**SET PROBLEM:** Skip the pictures. Transcribe the rest of the data below without changing a word.

........

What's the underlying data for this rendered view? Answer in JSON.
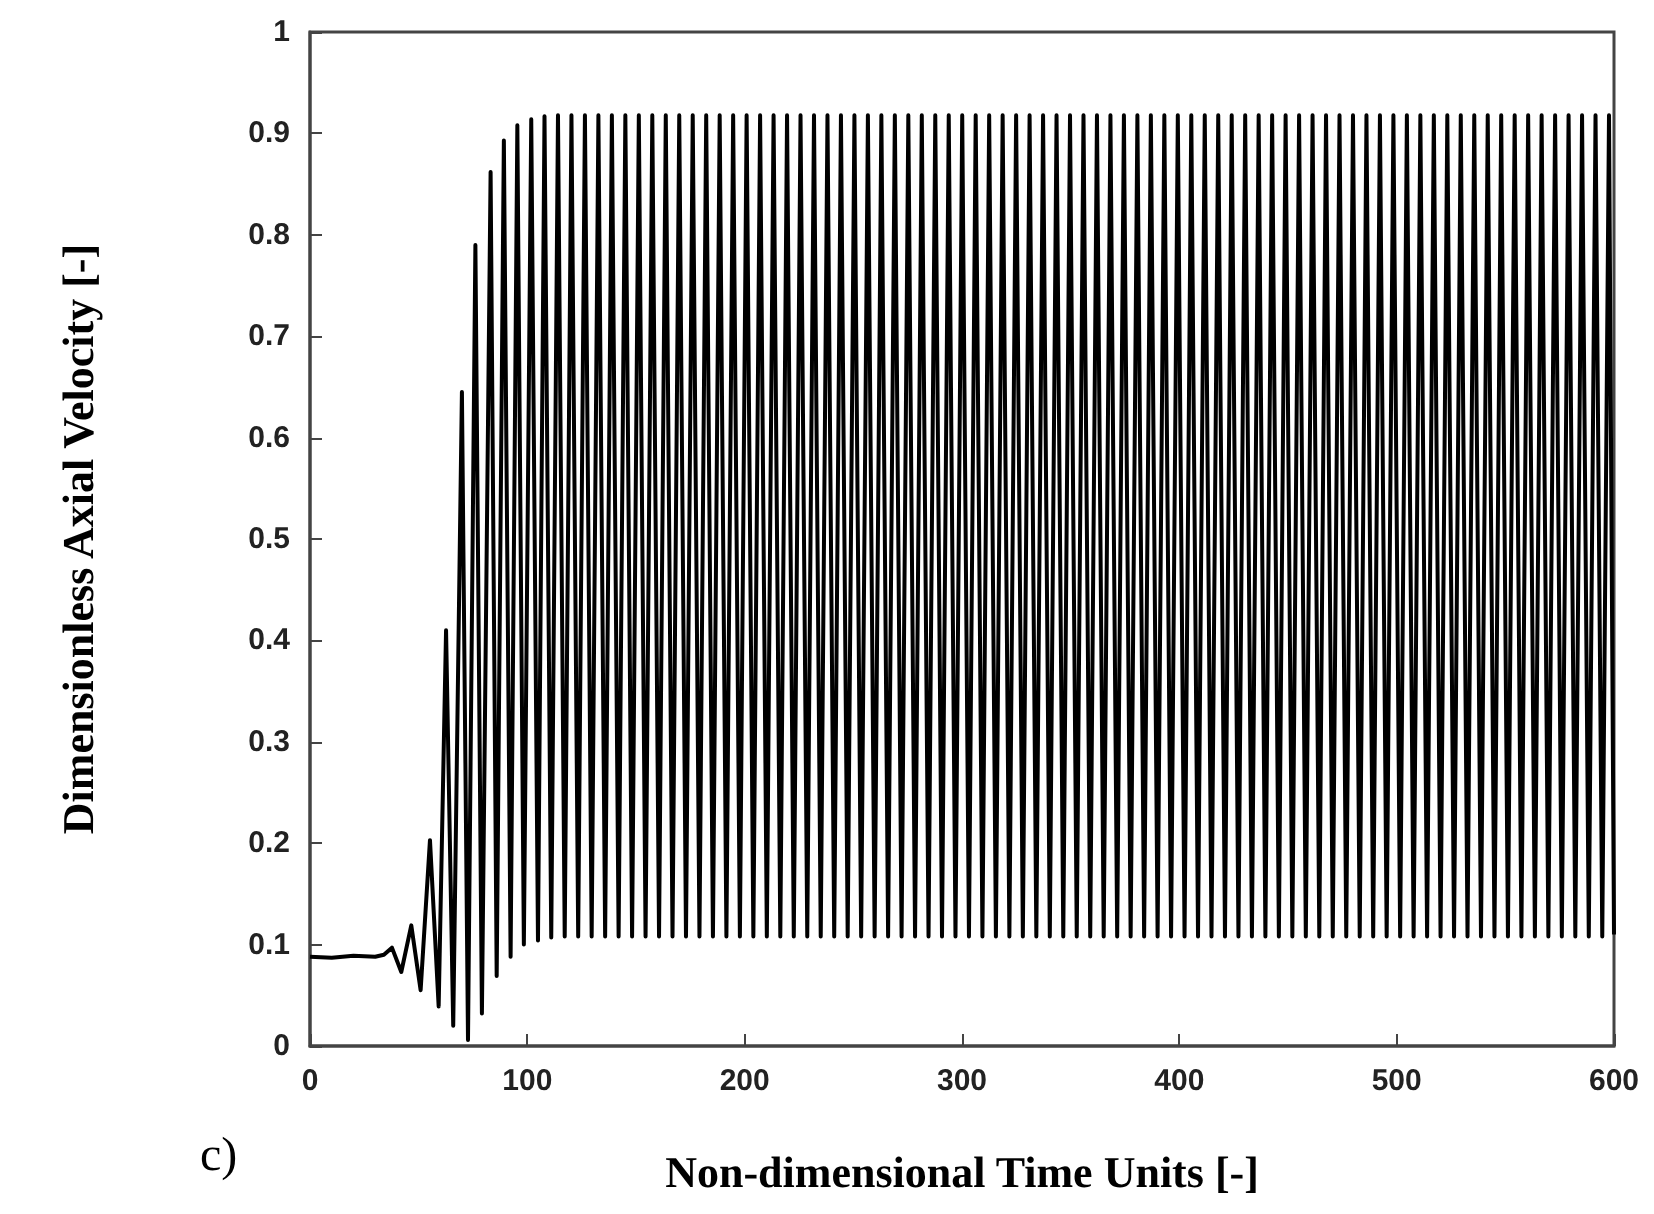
{
  "chart_data": {
    "type": "line",
    "xlabel": "Non-dimensional Time Units [-]",
    "ylabel": "Dimensionless Axial Velocity [-]",
    "annotations": [
      "c)"
    ],
    "xlim": [
      0,
      600
    ],
    "xticks": [
      0,
      100,
      200,
      300,
      400,
      500,
      600
    ],
    "ylim": [
      0,
      1
    ],
    "yticks": [
      0,
      0.1,
      0.2,
      0.3,
      0.4,
      0.5,
      0.6,
      0.7,
      0.8,
      0.9,
      1
    ],
    "grid": false,
    "marker": "none",
    "line_style": "solid",
    "series": [
      {
        "color": "#000000",
        "x": [
          0,
          10,
          20,
          30,
          34,
          37.7,
          42,
          46.6,
          50.9,
          55.2,
          59.2,
          62.6,
          65.9,
          69.9,
          72.7,
          76.1,
          79.1,
          83.1,
          85.9,
          89.2,
          92.3,
          95.4,
          98.4,
          101.8,
          104.9,
          107.9,
          111,
          114.1,
          117.2,
          120.3,
          123.4,
          126.5,
          129.6,
          132.7,
          135.8,
          138.9,
          142,
          145.1,
          148.2,
          151.3,
          154.4,
          157.5,
          160.6,
          163.7,
          166.8,
          169.9,
          173,
          176.1,
          179.2,
          182.3,
          185.4,
          188.5,
          191.6,
          194.7,
          197.8,
          200.9,
          204,
          207.1,
          210.2,
          213.3,
          216.4,
          219.5,
          222.6,
          225.7,
          228.8,
          231.9,
          235,
          238.1,
          241.2,
          244.3,
          247.4,
          250.5,
          253.6,
          256.7,
          259.8,
          262.9,
          266,
          269.1,
          272.2,
          275.3,
          278.4,
          281.5,
          284.6,
          287.7,
          290.8,
          293.9,
          297,
          300.1,
          303.2,
          306.3,
          309.4,
          312.5,
          315.6,
          318.7,
          321.8,
          324.9,
          328,
          331.1,
          334.2,
          337.3,
          340.4,
          343.5,
          346.6,
          349.7,
          352.8,
          355.9,
          359,
          362.1,
          365.2,
          368.3,
          371.4,
          374.5,
          377.6,
          380.7,
          383.8,
          386.9,
          390,
          393.1,
          396.2,
          399.3,
          402.4,
          405.5,
          408.6,
          411.7,
          414.8,
          417.9,
          421,
          424.1,
          427.2,
          430.3,
          433.4,
          436.5,
          439.6,
          442.7,
          445.8,
          448.9,
          452,
          455.1,
          458.2,
          461.3,
          464.4,
          467.5,
          470.6,
          473.7,
          476.8,
          479.9,
          483,
          486.1,
          489.2,
          492.3,
          495.4,
          498.5,
          501.6,
          504.7,
          507.8,
          510.9,
          514,
          517.1,
          520.2,
          523.3,
          526.4,
          529.5,
          532.6,
          535.7,
          538.8,
          541.9,
          545,
          548.1,
          551.2,
          554.3,
          557.4,
          560.5,
          563.6,
          566.7,
          569.8,
          572.9,
          576,
          579.1,
          582.2,
          585.3,
          588.4,
          591.5,
          594.6,
          597.7,
          600
        ],
        "values": [
          0.088,
          0.087,
          0.089,
          0.088,
          0.09,
          0.097,
          0.073,
          0.119,
          0.055,
          0.203,
          0.039,
          0.41,
          0.02,
          0.645,
          0.006,
          0.79,
          0.032,
          0.862,
          0.069,
          0.893,
          0.088,
          0.908,
          0.1,
          0.914,
          0.104,
          0.917,
          0.107,
          0.918,
          0.108,
          0.918,
          0.108,
          0.918,
          0.108,
          0.918,
          0.108,
          0.918,
          0.108,
          0.918,
          0.108,
          0.918,
          0.108,
          0.918,
          0.108,
          0.918,
          0.108,
          0.918,
          0.108,
          0.918,
          0.108,
          0.918,
          0.108,
          0.918,
          0.108,
          0.918,
          0.108,
          0.918,
          0.108,
          0.918,
          0.108,
          0.918,
          0.108,
          0.918,
          0.108,
          0.918,
          0.108,
          0.918,
          0.108,
          0.918,
          0.108,
          0.918,
          0.108,
          0.918,
          0.108,
          0.918,
          0.108,
          0.918,
          0.108,
          0.918,
          0.108,
          0.918,
          0.108,
          0.918,
          0.108,
          0.918,
          0.108,
          0.918,
          0.108,
          0.918,
          0.108,
          0.918,
          0.108,
          0.918,
          0.108,
          0.918,
          0.108,
          0.918,
          0.108,
          0.918,
          0.108,
          0.918,
          0.108,
          0.918,
          0.108,
          0.918,
          0.108,
          0.918,
          0.108,
          0.918,
          0.108,
          0.918,
          0.108,
          0.918,
          0.108,
          0.918,
          0.108,
          0.918,
          0.108,
          0.918,
          0.108,
          0.918,
          0.108,
          0.918,
          0.108,
          0.918,
          0.108,
          0.918,
          0.108,
          0.918,
          0.108,
          0.918,
          0.108,
          0.918,
          0.108,
          0.918,
          0.108,
          0.918,
          0.108,
          0.918,
          0.108,
          0.918,
          0.108,
          0.918,
          0.108,
          0.918,
          0.108,
          0.918,
          0.108,
          0.918,
          0.108,
          0.918,
          0.108,
          0.918,
          0.108,
          0.918,
          0.108,
          0.918,
          0.108,
          0.918,
          0.108,
          0.918,
          0.108,
          0.918,
          0.108,
          0.918,
          0.108,
          0.918,
          0.108,
          0.918,
          0.108,
          0.918,
          0.108,
          0.918,
          0.108,
          0.918,
          0.108,
          0.918,
          0.108,
          0.918,
          0.108,
          0.918,
          0.108,
          0.918,
          0.108,
          0.918,
          0.11
        ]
      }
    ]
  }
}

........

**TASK SOLUTION:**
What's the underlying data for this rendered view? Answer in JSON.
{
  "chart_data": {
    "type": "line",
    "xlabel": "Non-dimensional Time Units [-]",
    "ylabel": "Dimensionless Axial Velocity [-]",
    "annotations": [
      "c)"
    ],
    "xlim": [
      0,
      600
    ],
    "xticks": [
      0,
      100,
      200,
      300,
      400,
      500,
      600
    ],
    "ylim": [
      0,
      1
    ],
    "yticks": [
      0,
      0.1,
      0.2,
      0.3,
      0.4,
      0.5,
      0.6,
      0.7,
      0.8,
      0.9,
      1
    ],
    "grid": false,
    "marker": "none",
    "line_style": "solid",
    "series": [
      {
        "color": "#000000",
        "x": [
          0,
          10,
          20,
          30,
          34,
          37.7,
          42,
          46.6,
          50.9,
          55.2,
          59.2,
          62.6,
          65.9,
          69.9,
          72.7,
          76.1,
          79.1,
          83.1,
          85.9,
          89.2,
          92.3,
          95.4,
          98.4,
          101.8,
          104.9,
          107.9,
          111,
          114.1,
          117.2,
          120.3,
          123.4,
          126.5,
          129.6,
          132.7,
          135.8,
          138.9,
          142,
          145.1,
          148.2,
          151.3,
          154.4,
          157.5,
          160.6,
          163.7,
          166.8,
          169.9,
          173,
          176.1,
          179.2,
          182.3,
          185.4,
          188.5,
          191.6,
          194.7,
          197.8,
          200.9,
          204,
          207.1,
          210.2,
          213.3,
          216.4,
          219.5,
          222.6,
          225.7,
          228.8,
          231.9,
          235,
          238.1,
          241.2,
          244.3,
          247.4,
          250.5,
          253.6,
          256.7,
          259.8,
          262.9,
          266,
          269.1,
          272.2,
          275.3,
          278.4,
          281.5,
          284.6,
          287.7,
          290.8,
          293.9,
          297,
          300.1,
          303.2,
          306.3,
          309.4,
          312.5,
          315.6,
          318.7,
          321.8,
          324.9,
          328,
          331.1,
          334.2,
          337.3,
          340.4,
          343.5,
          346.6,
          349.7,
          352.8,
          355.9,
          359,
          362.1,
          365.2,
          368.3,
          371.4,
          374.5,
          377.6,
          380.7,
          383.8,
          386.9,
          390,
          393.1,
          396.2,
          399.3,
          402.4,
          405.5,
          408.6,
          411.7,
          414.8,
          417.9,
          421,
          424.1,
          427.2,
          430.3,
          433.4,
          436.5,
          439.6,
          442.7,
          445.8,
          448.9,
          452,
          455.1,
          458.2,
          461.3,
          464.4,
          467.5,
          470.6,
          473.7,
          476.8,
          479.9,
          483,
          486.1,
          489.2,
          492.3,
          495.4,
          498.5,
          501.6,
          504.7,
          507.8,
          510.9,
          514,
          517.1,
          520.2,
          523.3,
          526.4,
          529.5,
          532.6,
          535.7,
          538.8,
          541.9,
          545,
          548.1,
          551.2,
          554.3,
          557.4,
          560.5,
          563.6,
          566.7,
          569.8,
          572.9,
          576,
          579.1,
          582.2,
          585.3,
          588.4,
          591.5,
          594.6,
          597.7,
          600
        ],
        "values": [
          0.088,
          0.087,
          0.089,
          0.088,
          0.09,
          0.097,
          0.073,
          0.119,
          0.055,
          0.203,
          0.039,
          0.41,
          0.02,
          0.645,
          0.006,
          0.79,
          0.032,
          0.862,
          0.069,
          0.893,
          0.088,
          0.908,
          0.1,
          0.914,
          0.104,
          0.917,
          0.107,
          0.918,
          0.108,
          0.918,
          0.108,
          0.918,
          0.108,
          0.918,
          0.108,
          0.918,
          0.108,
          0.918,
          0.108,
          0.918,
          0.108,
          0.918,
          0.108,
          0.918,
          0.108,
          0.918,
          0.108,
          0.918,
          0.108,
          0.918,
          0.108,
          0.918,
          0.108,
          0.918,
          0.108,
          0.918,
          0.108,
          0.918,
          0.108,
          0.918,
          0.108,
          0.918,
          0.108,
          0.918,
          0.108,
          0.918,
          0.108,
          0.918,
          0.108,
          0.918,
          0.108,
          0.918,
          0.108,
          0.918,
          0.108,
          0.918,
          0.108,
          0.918,
          0.108,
          0.918,
          0.108,
          0.918,
          0.108,
          0.918,
          0.108,
          0.918,
          0.108,
          0.918,
          0.108,
          0.918,
          0.108,
          0.918,
          0.108,
          0.918,
          0.108,
          0.918,
          0.108,
          0.918,
          0.108,
          0.918,
          0.108,
          0.918,
          0.108,
          0.918,
          0.108,
          0.918,
          0.108,
          0.918,
          0.108,
          0.918,
          0.108,
          0.918,
          0.108,
          0.918,
          0.108,
          0.918,
          0.108,
          0.918,
          0.108,
          0.918,
          0.108,
          0.918,
          0.108,
          0.918,
          0.108,
          0.918,
          0.108,
          0.918,
          0.108,
          0.918,
          0.108,
          0.918,
          0.108,
          0.918,
          0.108,
          0.918,
          0.108,
          0.918,
          0.108,
          0.918,
          0.108,
          0.918,
          0.108,
          0.918,
          0.108,
          0.918,
          0.108,
          0.918,
          0.108,
          0.918,
          0.108,
          0.918,
          0.108,
          0.918,
          0.108,
          0.918,
          0.108,
          0.918,
          0.108,
          0.918,
          0.108,
          0.918,
          0.108,
          0.918,
          0.108,
          0.918,
          0.108,
          0.918,
          0.108,
          0.918,
          0.108,
          0.918,
          0.108,
          0.918,
          0.108,
          0.918,
          0.108,
          0.918,
          0.108,
          0.918,
          0.108,
          0.918,
          0.108,
          0.918,
          0.11
        ]
      }
    ]
  }
}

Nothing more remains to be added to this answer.